Set task: Write out the material again word for word, dropping any images it holds.

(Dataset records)
##########
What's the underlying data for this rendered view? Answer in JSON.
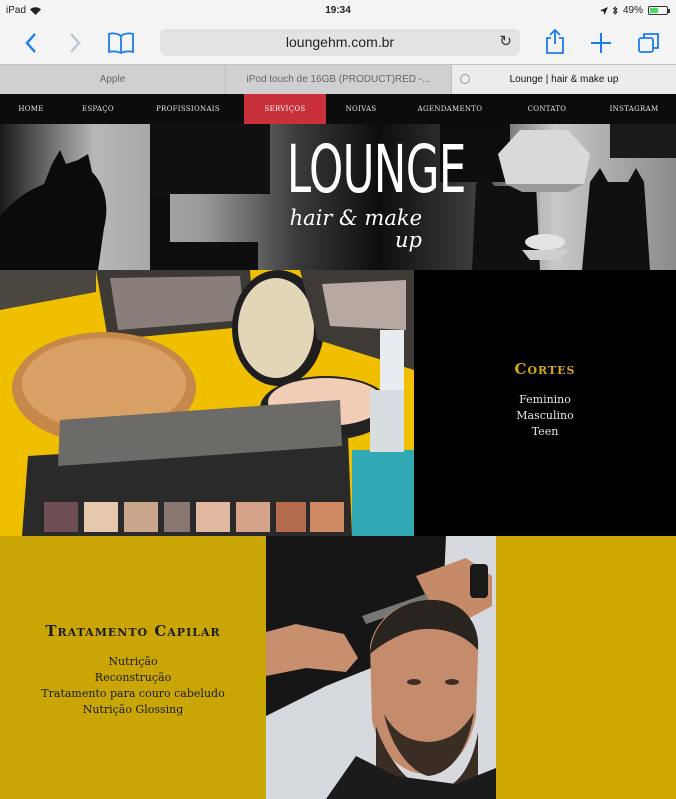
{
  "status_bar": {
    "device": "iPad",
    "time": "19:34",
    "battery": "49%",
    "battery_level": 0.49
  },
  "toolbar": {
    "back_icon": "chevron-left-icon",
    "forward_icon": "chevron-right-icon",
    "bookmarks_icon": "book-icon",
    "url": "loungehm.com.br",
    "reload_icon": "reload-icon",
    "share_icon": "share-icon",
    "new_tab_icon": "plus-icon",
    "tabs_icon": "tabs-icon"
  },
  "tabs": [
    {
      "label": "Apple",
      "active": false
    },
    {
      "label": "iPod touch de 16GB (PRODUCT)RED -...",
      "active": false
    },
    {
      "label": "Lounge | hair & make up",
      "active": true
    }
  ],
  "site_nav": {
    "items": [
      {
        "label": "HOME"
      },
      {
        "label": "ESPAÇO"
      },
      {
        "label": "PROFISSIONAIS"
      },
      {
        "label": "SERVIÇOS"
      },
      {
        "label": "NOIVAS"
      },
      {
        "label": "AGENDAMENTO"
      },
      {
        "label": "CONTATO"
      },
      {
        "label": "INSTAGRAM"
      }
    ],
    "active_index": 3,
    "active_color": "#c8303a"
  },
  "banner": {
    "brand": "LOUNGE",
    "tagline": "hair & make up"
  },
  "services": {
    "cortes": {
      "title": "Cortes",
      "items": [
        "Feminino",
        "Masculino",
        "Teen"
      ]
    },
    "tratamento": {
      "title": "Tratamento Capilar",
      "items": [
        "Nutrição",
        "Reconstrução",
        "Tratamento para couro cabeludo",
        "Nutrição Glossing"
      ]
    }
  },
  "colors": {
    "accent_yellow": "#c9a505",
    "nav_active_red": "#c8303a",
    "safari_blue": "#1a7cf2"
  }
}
##########
Correct output:
What's the underlying data for this rendered view? Answer in JSON.
{
  "status_bar": {
    "device": "iPad",
    "time": "19:34",
    "battery": "49%",
    "battery_level": 0.49
  },
  "toolbar": {
    "back_icon": "chevron-left-icon",
    "forward_icon": "chevron-right-icon",
    "bookmarks_icon": "book-icon",
    "url": "loungehm.com.br",
    "reload_icon": "reload-icon",
    "share_icon": "share-icon",
    "new_tab_icon": "plus-icon",
    "tabs_icon": "tabs-icon"
  },
  "tabs": [
    {
      "label": "Apple",
      "active": false
    },
    {
      "label": "iPod touch de 16GB (PRODUCT)RED -...",
      "active": false
    },
    {
      "label": "Lounge | hair & make up",
      "active": true
    }
  ],
  "site_nav": {
    "items": [
      {
        "label": "HOME"
      },
      {
        "label": "ESPAÇO"
      },
      {
        "label": "PROFISSIONAIS"
      },
      {
        "label": "SERVIÇOS"
      },
      {
        "label": "NOIVAS"
      },
      {
        "label": "AGENDAMENTO"
      },
      {
        "label": "CONTATO"
      },
      {
        "label": "INSTAGRAM"
      }
    ],
    "active_index": 3,
    "active_color": "#c8303a"
  },
  "banner": {
    "brand": "LOUNGE",
    "tagline": "hair & make up"
  },
  "services": {
    "cortes": {
      "title": "Cortes",
      "items": [
        "Feminino",
        "Masculino",
        "Teen"
      ]
    },
    "tratamento": {
      "title": "Tratamento Capilar",
      "items": [
        "Nutrição",
        "Reconstrução",
        "Tratamento para couro cabeludo",
        "Nutrição Glossing"
      ]
    }
  },
  "colors": {
    "accent_yellow": "#c9a505",
    "nav_active_red": "#c8303a",
    "safari_blue": "#1a7cf2"
  }
}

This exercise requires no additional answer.